YOUR TASK
Go through the listing and pick out each line with the word "menu" in it.

━━━ STORED ROWS ━━━

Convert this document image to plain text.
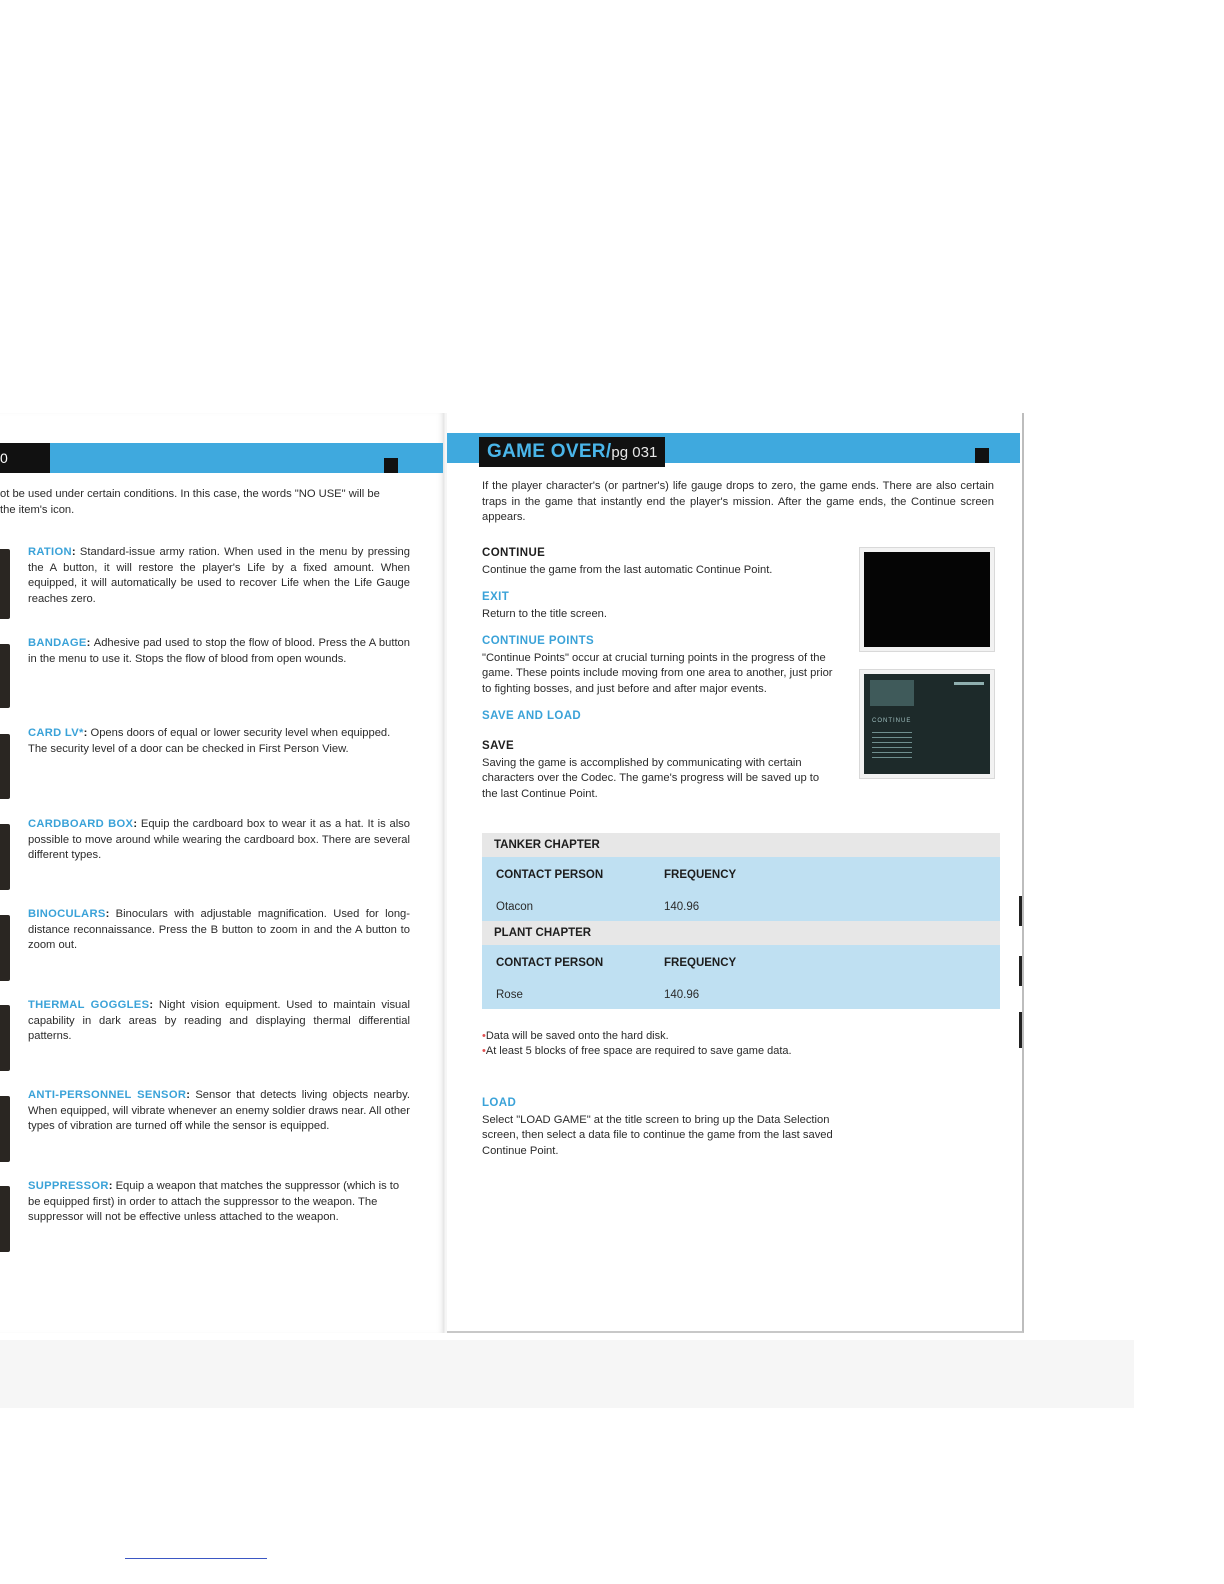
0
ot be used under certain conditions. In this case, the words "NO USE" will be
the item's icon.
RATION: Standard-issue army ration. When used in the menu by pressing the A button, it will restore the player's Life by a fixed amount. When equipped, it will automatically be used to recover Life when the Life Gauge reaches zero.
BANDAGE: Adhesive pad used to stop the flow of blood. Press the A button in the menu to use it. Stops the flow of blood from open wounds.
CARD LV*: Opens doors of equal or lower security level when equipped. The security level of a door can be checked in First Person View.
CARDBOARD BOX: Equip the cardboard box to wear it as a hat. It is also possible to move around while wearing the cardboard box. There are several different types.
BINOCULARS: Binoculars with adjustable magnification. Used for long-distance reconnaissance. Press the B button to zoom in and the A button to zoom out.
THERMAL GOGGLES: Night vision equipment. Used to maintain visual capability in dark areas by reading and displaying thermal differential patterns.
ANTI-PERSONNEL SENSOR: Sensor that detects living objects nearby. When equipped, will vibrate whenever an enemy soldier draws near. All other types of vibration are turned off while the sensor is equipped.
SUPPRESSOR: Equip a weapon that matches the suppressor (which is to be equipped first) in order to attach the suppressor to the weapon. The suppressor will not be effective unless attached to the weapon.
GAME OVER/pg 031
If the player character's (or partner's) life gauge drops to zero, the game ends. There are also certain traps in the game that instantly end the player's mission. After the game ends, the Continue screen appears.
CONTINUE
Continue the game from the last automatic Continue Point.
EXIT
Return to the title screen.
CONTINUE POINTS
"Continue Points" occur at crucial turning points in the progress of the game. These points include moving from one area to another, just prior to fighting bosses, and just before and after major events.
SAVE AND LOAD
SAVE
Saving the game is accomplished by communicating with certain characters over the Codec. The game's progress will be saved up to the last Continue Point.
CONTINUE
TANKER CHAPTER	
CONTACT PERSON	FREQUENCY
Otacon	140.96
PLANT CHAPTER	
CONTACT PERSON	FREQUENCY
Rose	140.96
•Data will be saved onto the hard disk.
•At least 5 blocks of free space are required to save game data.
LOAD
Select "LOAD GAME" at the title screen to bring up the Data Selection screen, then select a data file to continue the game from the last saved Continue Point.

━━━

ANSWER TO THE PROBLEM
RATION: Standard-issue army ration. When used in the menu by pressing the A button, it will restore the player's Life by a fixed amount. When equipped, it will automatically be used to recover Life when the Life Gauge reaches zero.
BANDAGE: Adhesive pad used to stop the flow of blood. Press the A button in the menu to use it. Stops the flow of blood from open wounds.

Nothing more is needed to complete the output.